RECORDS FOR THIS EXERCISE:
..........

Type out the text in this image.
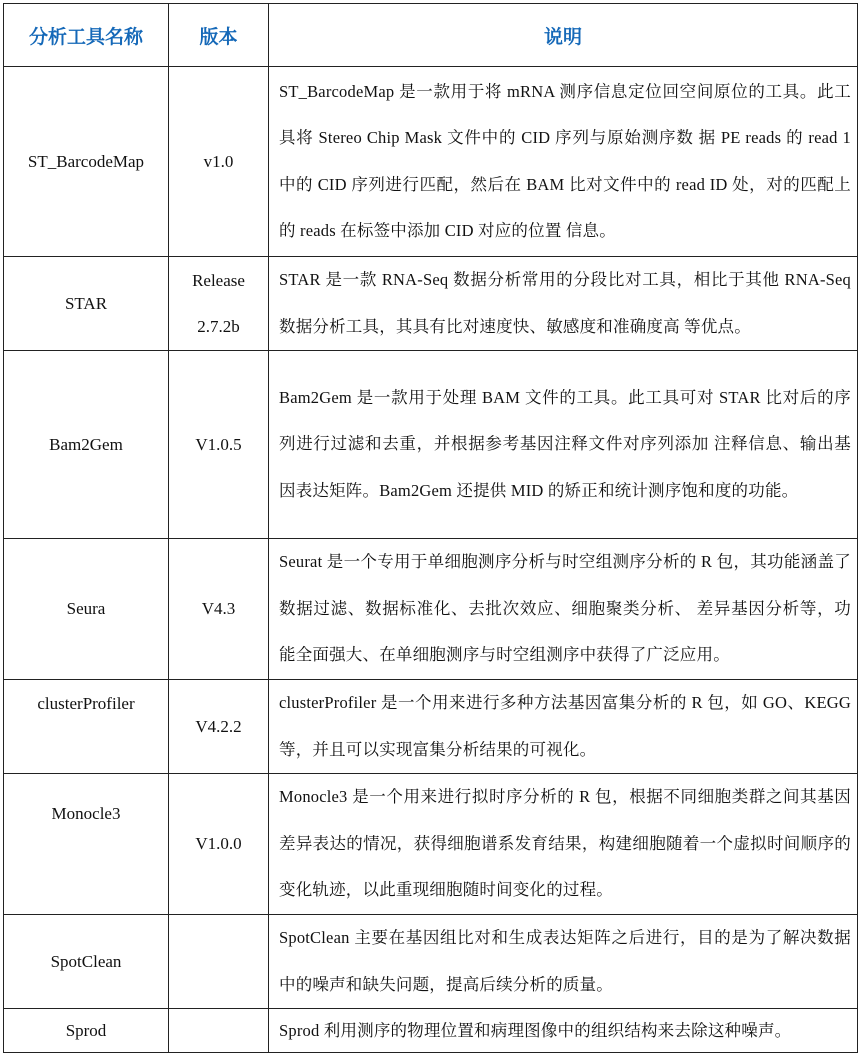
分析工具名称	版本	说明
ST_BarcodeMap	v1.0	ST_BarcodeMap 是一款用于将 mRNA 测序信息定位回空间原位的工具。此工具将 Stereo Chip Mask 文件中的 CID 序列与原始测序数 据 PE reads 的 read 1 中的 CID 序列进行匹配，然后在 BAM 比对文件中的 read ID 处，对的匹配上的 reads 在标签中添加 CID 对应的位置 信息。
STAR	Release 2.7.2b	STAR 是一款 RNA-Seq 数据分析常用的分段比对工具，相比于其他 RNA-Seq 数据分析工具，其具有比对速度快、敏感度和准确度高 等优点。
Bam2Gem	V1.0.5	Bam2Gem 是一款用于处理 BAM 文件的工具。此工具可对 STAR 比对后的序列进行过滤和去重，并根据参考基因注释文件对序列添加 注释信息、输出基因表达矩阵。Bam2Gem 还提供 MID 的矫正和统计测序饱和度的功能。
Seura	V4.3	Seurat 是一个专用于单细胞测序分析与时空组测序分析的 R 包，其功能涵盖了数据过滤、数据标准化、去批次效应、细胞聚类分析、 差异基因分析等，功能全面强大、在单细胞测序与时空组测序中获得了广泛应用。
clusterProfiler	V4.2.2	clusterProfiler 是一个用来进行多种方法基因富集分析的 R 包，如 GO、KEGG 等，并且可以实现富集分析结果的可视化。
Monocle3	V1.0.0	Monocle3 是一个用来进行拟时序分析的 R 包，根据不同细胞类群之间其基因差异表达的情况，获得细胞谱系发育结果，构建细胞随着一个虚拟时间顺序的变化轨迹，以此重现细胞随时间变化的过程。
SpotClean		SpotClean 主要在基因组比对和生成表达矩阵之后进行，目的是为了解决数据中的噪声和缺失问题，提高后续分析的质量。
Sprod		Sprod 利用测序的物理位置和病理图像中的组织结构来去除这种噪声。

..........

EXERCISE AIM: All of the data needs repeating exactly, but the pictures do not.

PROBLEM SOLUTION:
Type out the text in this image.
分析工具名称	版本	说明
ST_BarcodeMap	v1.0	ST_BarcodeMap 是一款用于将 mRNA 测序信息定位回空间原位的工具。此工具将 Stereo Chip Mask 文件中的 CID 序列与原始测序数 据 PE reads 的 read 1 中的 CID 序列进行匹配，然后在 BAM 比对文件中的 read ID 处，对的匹配上的 reads 在标签中添加 CID 对应的位置 信息。
STAR	Release 2.7.2b	STAR 是一款 RNA-Seq 数据分析常用的分段比对工具，相比于其他 RNA-Seq 数据分析工具，其具有比对速度快、敏感度和准确度高 等优点。
Bam2Gem	V1.0.5	Bam2Gem 是一款用于处理 BAM 文件的工具。此工具可对 STAR 比对后的序列进行过滤和去重，并根据参考基因注释文件对序列添加 注释信息、输出基因表达矩阵。Bam2Gem 还提供 MID 的矫正和统计测序饱和度的功能。
Seura	V4.3	Seurat 是一个专用于单细胞测序分析与时空组测序分析的 R 包，其功能涵盖了数据过滤、数据标准化、去批次效应、细胞聚类分析、 差异基因分析等，功能全面强大、在单细胞测序与时空组测序中获得了广泛应用。
clusterProfiler	V4.2.2	clusterProfiler 是一个用来进行多种方法基因富集分析的 R 包，如 GO、KEGG 等，并且可以实现富集分析结果的可视化。
Monocle3	V1.0.0	Monocle3 是一个用来进行拟时序分析的 R 包，根据不同细胞类群之间其基因差异表达的情况，获得细胞谱系发育结果，构建细胞随着一个虚拟时间顺序的变化轨迹，以此重现细胞随时间变化的过程。
SpotClean		SpotClean 主要在基因组比对和生成表达矩阵之后进行，目的是为了解决数据中的噪声和缺失问题，提高后续分析的质量。
Sprod		Sprod 利用测序的物理位置和病理图像中的组织结构来去除这种噪声。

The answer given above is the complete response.